Write out every entry, unchanged. Skip any picture.

Recorded data:
========================

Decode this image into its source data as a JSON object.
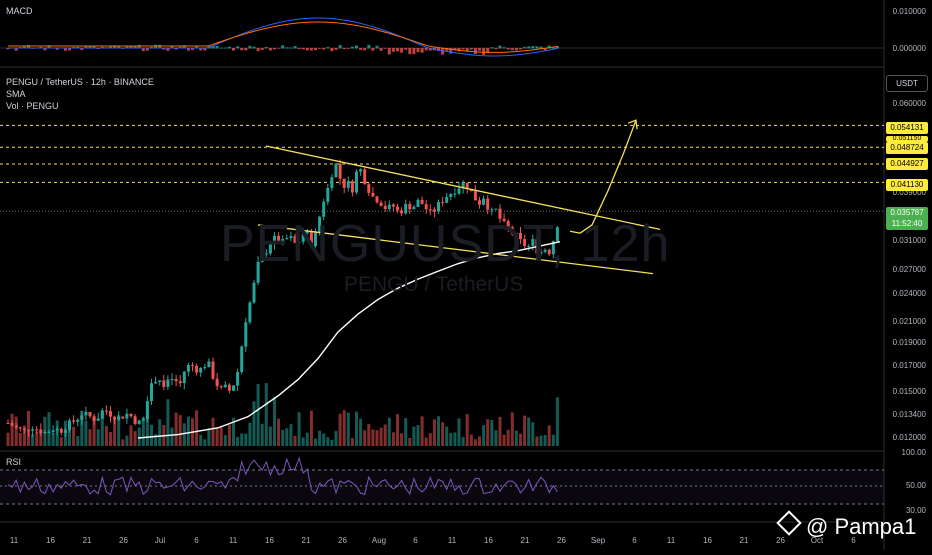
{
  "macd": {
    "label": "MACD",
    "axis": [
      "0.010000",
      "0.000000"
    ]
  },
  "main": {
    "title": "PENGU / TetherUS · 12h · BINANCE",
    "sma_label": "SMA",
    "vol_label": "Vol · PENGU",
    "watermark_big": "PENGUUSDT, 12h",
    "watermark_small": "PENGU / TetherUS",
    "currency": "USDT",
    "axis": [
      "0.060000",
      "0.039000",
      "0.031000",
      "0.027000",
      "0.024000",
      "0.021000",
      "0.019000",
      "0.017000",
      "0.015000",
      "0.013400",
      "0.012000"
    ],
    "levels": [
      "0.054131",
      "0.048724",
      "0.044927",
      "0.041130"
    ],
    "hidden_tag": "0.051150",
    "price": "0.035787",
    "countdown": "11:52:40",
    "colors": {
      "up": "#26a69a",
      "down": "#ef5350",
      "pattern": "#f5e05a",
      "sma": "#ffffff",
      "price_tag": "#4caf50",
      "level_tag": "#ffeb3b"
    }
  },
  "rsi": {
    "label": "RSI",
    "axis": [
      "100.00",
      "50.00",
      "30.00"
    ]
  },
  "x_axis": [
    "11",
    "16",
    "21",
    "26",
    "Jul",
    "6",
    "11",
    "16",
    "21",
    "26",
    "Aug",
    "6",
    "11",
    "16",
    "21",
    "26",
    "Sep",
    "6",
    "11",
    "16",
    "21",
    "26",
    "Oct",
    "6"
  ],
  "brand": {
    "handle": "@ Pampa1",
    "icon": "binance-diamond-icon"
  },
  "chart_data": {
    "type": "candlestick",
    "symbol": "PENGU / TetherUS",
    "interval": "12h",
    "exchange": "BINANCE",
    "scale": "log",
    "ylim": [
      0.0115,
      0.065
    ],
    "last_price": 0.035787,
    "horizontal_levels": [
      0.054131,
      0.048724,
      0.044927,
      0.04113
    ],
    "close_path": [
      [
        0,
        0.0129
      ],
      [
        8,
        0.0126
      ],
      [
        16,
        0.0124
      ],
      [
        24,
        0.0127
      ],
      [
        30,
        0.0125
      ],
      [
        38,
        0.0123
      ],
      [
        46,
        0.0126
      ],
      [
        52,
        0.0124
      ],
      [
        60,
        0.0128
      ],
      [
        68,
        0.0131
      ],
      [
        74,
        0.0135
      ],
      [
        82,
        0.0133
      ],
      [
        88,
        0.0131
      ],
      [
        96,
        0.0138
      ],
      [
        104,
        0.0134
      ],
      [
        112,
        0.0132
      ],
      [
        118,
        0.0135
      ],
      [
        124,
        0.0133
      ],
      [
        130,
        0.0128
      ],
      [
        136,
        0.0134
      ],
      [
        140,
        0.0148
      ],
      [
        146,
        0.0158
      ],
      [
        150,
        0.0162
      ],
      [
        156,
        0.0153
      ],
      [
        160,
        0.0157
      ],
      [
        166,
        0.0161
      ],
      [
        170,
        0.0155
      ],
      [
        174,
        0.0157
      ],
      [
        178,
        0.0172
      ],
      [
        182,
        0.0168
      ],
      [
        186,
        0.0171
      ],
      [
        190,
        0.0165
      ],
      [
        196,
        0.017
      ],
      [
        200,
        0.0173
      ],
      [
        204,
        0.0163
      ],
      [
        208,
        0.0157
      ],
      [
        212,
        0.015
      ],
      [
        216,
        0.0155
      ],
      [
        220,
        0.0149
      ],
      [
        224,
        0.0154
      ],
      [
        228,
        0.0158
      ],
      [
        232,
        0.0176
      ],
      [
        236,
        0.0202
      ],
      [
        240,
        0.0225
      ],
      [
        244,
        0.0236
      ],
      [
        248,
        0.0267
      ],
      [
        252,
        0.0285
      ],
      [
        256,
        0.029
      ],
      [
        260,
        0.03
      ],
      [
        264,
        0.0312
      ],
      [
        268,
        0.0314
      ],
      [
        272,
        0.0306
      ],
      [
        276,
        0.0309
      ],
      [
        280,
        0.0316
      ],
      [
        284,
        0.0313
      ],
      [
        288,
        0.0304
      ],
      [
        292,
        0.0312
      ],
      [
        296,
        0.0325
      ],
      [
        300,
        0.032
      ],
      [
        304,
        0.0305
      ],
      [
        308,
        0.0322
      ],
      [
        312,
        0.0352
      ],
      [
        316,
        0.038
      ],
      [
        320,
        0.04
      ],
      [
        324,
        0.043
      ],
      [
        328,
        0.0448
      ],
      [
        332,
        0.042
      ],
      [
        336,
        0.0405
      ],
      [
        340,
        0.041
      ],
      [
        344,
        0.0395
      ],
      [
        348,
        0.043
      ],
      [
        352,
        0.044
      ],
      [
        356,
        0.0418
      ],
      [
        360,
        0.04
      ],
      [
        364,
        0.0385
      ],
      [
        368,
        0.038
      ],
      [
        372,
        0.0375
      ],
      [
        376,
        0.0365
      ],
      [
        380,
        0.0362
      ],
      [
        384,
        0.037
      ],
      [
        388,
        0.036
      ],
      [
        392,
        0.0355
      ],
      [
        396,
        0.0365
      ],
      [
        400,
        0.037
      ],
      [
        404,
        0.0362
      ],
      [
        408,
        0.0372
      ],
      [
        412,
        0.0378
      ],
      [
        416,
        0.0365
      ],
      [
        420,
        0.036
      ],
      [
        424,
        0.0352
      ],
      [
        428,
        0.0365
      ],
      [
        432,
        0.0372
      ],
      [
        436,
        0.038
      ],
      [
        440,
        0.0388
      ],
      [
        444,
        0.0392
      ],
      [
        448,
        0.0398
      ],
      [
        452,
        0.0405
      ],
      [
        456,
        0.041
      ],
      [
        460,
        0.0402
      ],
      [
        464,
        0.039
      ],
      [
        468,
        0.0378
      ],
      [
        472,
        0.0372
      ],
      [
        476,
        0.0385
      ],
      [
        480,
        0.0365
      ],
      [
        484,
        0.0355
      ],
      [
        488,
        0.036
      ],
      [
        492,
        0.0345
      ],
      [
        496,
        0.0336
      ],
      [
        500,
        0.033
      ],
      [
        504,
        0.0322
      ],
      [
        508,
        0.0318
      ],
      [
        512,
        0.031
      ],
      [
        516,
        0.0305
      ],
      [
        520,
        0.03
      ],
      [
        524,
        0.0312
      ],
      [
        528,
        0.0298
      ],
      [
        532,
        0.0292
      ],
      [
        536,
        0.0302
      ],
      [
        540,
        0.029
      ],
      [
        544,
        0.0305
      ],
      [
        548,
        0.0325
      ],
      [
        552,
        0.0358
      ]
    ],
    "sma_path": [
      [
        130,
        0.012
      ],
      [
        170,
        0.0122
      ],
      [
        210,
        0.0126
      ],
      [
        240,
        0.0133
      ],
      [
        270,
        0.0147
      ],
      [
        290,
        0.0159
      ],
      [
        310,
        0.0176
      ],
      [
        330,
        0.02
      ],
      [
        350,
        0.0218
      ],
      [
        370,
        0.0234
      ],
      [
        390,
        0.0247
      ],
      [
        410,
        0.0258
      ],
      [
        430,
        0.0268
      ],
      [
        450,
        0.0278
      ],
      [
        470,
        0.0286
      ],
      [
        490,
        0.0292
      ],
      [
        510,
        0.0296
      ],
      [
        530,
        0.0302
      ],
      [
        552,
        0.0309
      ]
    ],
    "trend_upper": [
      [
        258,
        0.049
      ],
      [
        652,
        0.0328
      ]
    ],
    "trend_lower": [
      [
        250,
        0.0335
      ],
      [
        645,
        0.0265
      ]
    ],
    "projection": [
      [
        562,
        0.0325
      ],
      [
        572,
        0.0322
      ],
      [
        584,
        0.0335
      ],
      [
        600,
        0.0395
      ],
      [
        615,
        0.047
      ],
      [
        628,
        0.0555
      ]
    ]
  }
}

========================

Expected output:
Decode this image into its source data as a JSON object.
{
  "macd": {
    "label": "MACD",
    "axis": [
      "0.010000",
      "0.000000"
    ]
  },
  "main": {
    "title": "PENGU / TetherUS · 12h · BINANCE",
    "sma_label": "SMA",
    "vol_label": "Vol · PENGU",
    "watermark_big": "PENGUUSDT, 12h",
    "watermark_small": "PENGU / TetherUS",
    "currency": "USDT",
    "axis": [
      "0.060000",
      "0.039000",
      "0.031000",
      "0.027000",
      "0.024000",
      "0.021000",
      "0.019000",
      "0.017000",
      "0.015000",
      "0.013400",
      "0.012000"
    ],
    "levels": [
      "0.054131",
      "0.048724",
      "0.044927",
      "0.041130"
    ],
    "hidden_tag": "0.051150",
    "price": "0.035787",
    "countdown": "11:52:40",
    "colors": {
      "up": "#26a69a",
      "down": "#ef5350",
      "pattern": "#f5e05a",
      "sma": "#ffffff",
      "price_tag": "#4caf50",
      "level_tag": "#ffeb3b"
    }
  },
  "rsi": {
    "label": "RSI",
    "axis": [
      "100.00",
      "50.00",
      "30.00"
    ]
  },
  "x_axis": [
    "11",
    "16",
    "21",
    "26",
    "Jul",
    "6",
    "11",
    "16",
    "21",
    "26",
    "Aug",
    "6",
    "11",
    "16",
    "21",
    "26",
    "Sep",
    "6",
    "11",
    "16",
    "21",
    "26",
    "Oct",
    "6"
  ],
  "brand": {
    "handle": "@ Pampa1",
    "icon": "binance-diamond-icon"
  },
  "chart_data": {
    "type": "candlestick",
    "symbol": "PENGU / TetherUS",
    "interval": "12h",
    "exchange": "BINANCE",
    "scale": "log",
    "ylim": [
      0.0115,
      0.065
    ],
    "last_price": 0.035787,
    "horizontal_levels": [
      0.054131,
      0.048724,
      0.044927,
      0.04113
    ],
    "close_path": [
      [
        0,
        0.0129
      ],
      [
        8,
        0.0126
      ],
      [
        16,
        0.0124
      ],
      [
        24,
        0.0127
      ],
      [
        30,
        0.0125
      ],
      [
        38,
        0.0123
      ],
      [
        46,
        0.0126
      ],
      [
        52,
        0.0124
      ],
      [
        60,
        0.0128
      ],
      [
        68,
        0.0131
      ],
      [
        74,
        0.0135
      ],
      [
        82,
        0.0133
      ],
      [
        88,
        0.0131
      ],
      [
        96,
        0.0138
      ],
      [
        104,
        0.0134
      ],
      [
        112,
        0.0132
      ],
      [
        118,
        0.0135
      ],
      [
        124,
        0.0133
      ],
      [
        130,
        0.0128
      ],
      [
        136,
        0.0134
      ],
      [
        140,
        0.0148
      ],
      [
        146,
        0.0158
      ],
      [
        150,
        0.0162
      ],
      [
        156,
        0.0153
      ],
      [
        160,
        0.0157
      ],
      [
        166,
        0.0161
      ],
      [
        170,
        0.0155
      ],
      [
        174,
        0.0157
      ],
      [
        178,
        0.0172
      ],
      [
        182,
        0.0168
      ],
      [
        186,
        0.0171
      ],
      [
        190,
        0.0165
      ],
      [
        196,
        0.017
      ],
      [
        200,
        0.0173
      ],
      [
        204,
        0.0163
      ],
      [
        208,
        0.0157
      ],
      [
        212,
        0.015
      ],
      [
        216,
        0.0155
      ],
      [
        220,
        0.0149
      ],
      [
        224,
        0.0154
      ],
      [
        228,
        0.0158
      ],
      [
        232,
        0.0176
      ],
      [
        236,
        0.0202
      ],
      [
        240,
        0.0225
      ],
      [
        244,
        0.0236
      ],
      [
        248,
        0.0267
      ],
      [
        252,
        0.0285
      ],
      [
        256,
        0.029
      ],
      [
        260,
        0.03
      ],
      [
        264,
        0.0312
      ],
      [
        268,
        0.0314
      ],
      [
        272,
        0.0306
      ],
      [
        276,
        0.0309
      ],
      [
        280,
        0.0316
      ],
      [
        284,
        0.0313
      ],
      [
        288,
        0.0304
      ],
      [
        292,
        0.0312
      ],
      [
        296,
        0.0325
      ],
      [
        300,
        0.032
      ],
      [
        304,
        0.0305
      ],
      [
        308,
        0.0322
      ],
      [
        312,
        0.0352
      ],
      [
        316,
        0.038
      ],
      [
        320,
        0.04
      ],
      [
        324,
        0.043
      ],
      [
        328,
        0.0448
      ],
      [
        332,
        0.042
      ],
      [
        336,
        0.0405
      ],
      [
        340,
        0.041
      ],
      [
        344,
        0.0395
      ],
      [
        348,
        0.043
      ],
      [
        352,
        0.044
      ],
      [
        356,
        0.0418
      ],
      [
        360,
        0.04
      ],
      [
        364,
        0.0385
      ],
      [
        368,
        0.038
      ],
      [
        372,
        0.0375
      ],
      [
        376,
        0.0365
      ],
      [
        380,
        0.0362
      ],
      [
        384,
        0.037
      ],
      [
        388,
        0.036
      ],
      [
        392,
        0.0355
      ],
      [
        396,
        0.0365
      ],
      [
        400,
        0.037
      ],
      [
        404,
        0.0362
      ],
      [
        408,
        0.0372
      ],
      [
        412,
        0.0378
      ],
      [
        416,
        0.0365
      ],
      [
        420,
        0.036
      ],
      [
        424,
        0.0352
      ],
      [
        428,
        0.0365
      ],
      [
        432,
        0.0372
      ],
      [
        436,
        0.038
      ],
      [
        440,
        0.0388
      ],
      [
        444,
        0.0392
      ],
      [
        448,
        0.0398
      ],
      [
        452,
        0.0405
      ],
      [
        456,
        0.041
      ],
      [
        460,
        0.0402
      ],
      [
        464,
        0.039
      ],
      [
        468,
        0.0378
      ],
      [
        472,
        0.0372
      ],
      [
        476,
        0.0385
      ],
      [
        480,
        0.0365
      ],
      [
        484,
        0.0355
      ],
      [
        488,
        0.036
      ],
      [
        492,
        0.0345
      ],
      [
        496,
        0.0336
      ],
      [
        500,
        0.033
      ],
      [
        504,
        0.0322
      ],
      [
        508,
        0.0318
      ],
      [
        512,
        0.031
      ],
      [
        516,
        0.0305
      ],
      [
        520,
        0.03
      ],
      [
        524,
        0.0312
      ],
      [
        528,
        0.0298
      ],
      [
        532,
        0.0292
      ],
      [
        536,
        0.0302
      ],
      [
        540,
        0.029
      ],
      [
        544,
        0.0305
      ],
      [
        548,
        0.0325
      ],
      [
        552,
        0.0358
      ]
    ],
    "sma_path": [
      [
        130,
        0.012
      ],
      [
        170,
        0.0122
      ],
      [
        210,
        0.0126
      ],
      [
        240,
        0.0133
      ],
      [
        270,
        0.0147
      ],
      [
        290,
        0.0159
      ],
      [
        310,
        0.0176
      ],
      [
        330,
        0.02
      ],
      [
        350,
        0.0218
      ],
      [
        370,
        0.0234
      ],
      [
        390,
        0.0247
      ],
      [
        410,
        0.0258
      ],
      [
        430,
        0.0268
      ],
      [
        450,
        0.0278
      ],
      [
        470,
        0.0286
      ],
      [
        490,
        0.0292
      ],
      [
        510,
        0.0296
      ],
      [
        530,
        0.0302
      ],
      [
        552,
        0.0309
      ]
    ],
    "trend_upper": [
      [
        258,
        0.049
      ],
      [
        652,
        0.0328
      ]
    ],
    "trend_lower": [
      [
        250,
        0.0335
      ],
      [
        645,
        0.0265
      ]
    ],
    "projection": [
      [
        562,
        0.0325
      ],
      [
        572,
        0.0322
      ],
      [
        584,
        0.0335
      ],
      [
        600,
        0.0395
      ],
      [
        615,
        0.047
      ],
      [
        628,
        0.0555
      ]
    ]
  }
}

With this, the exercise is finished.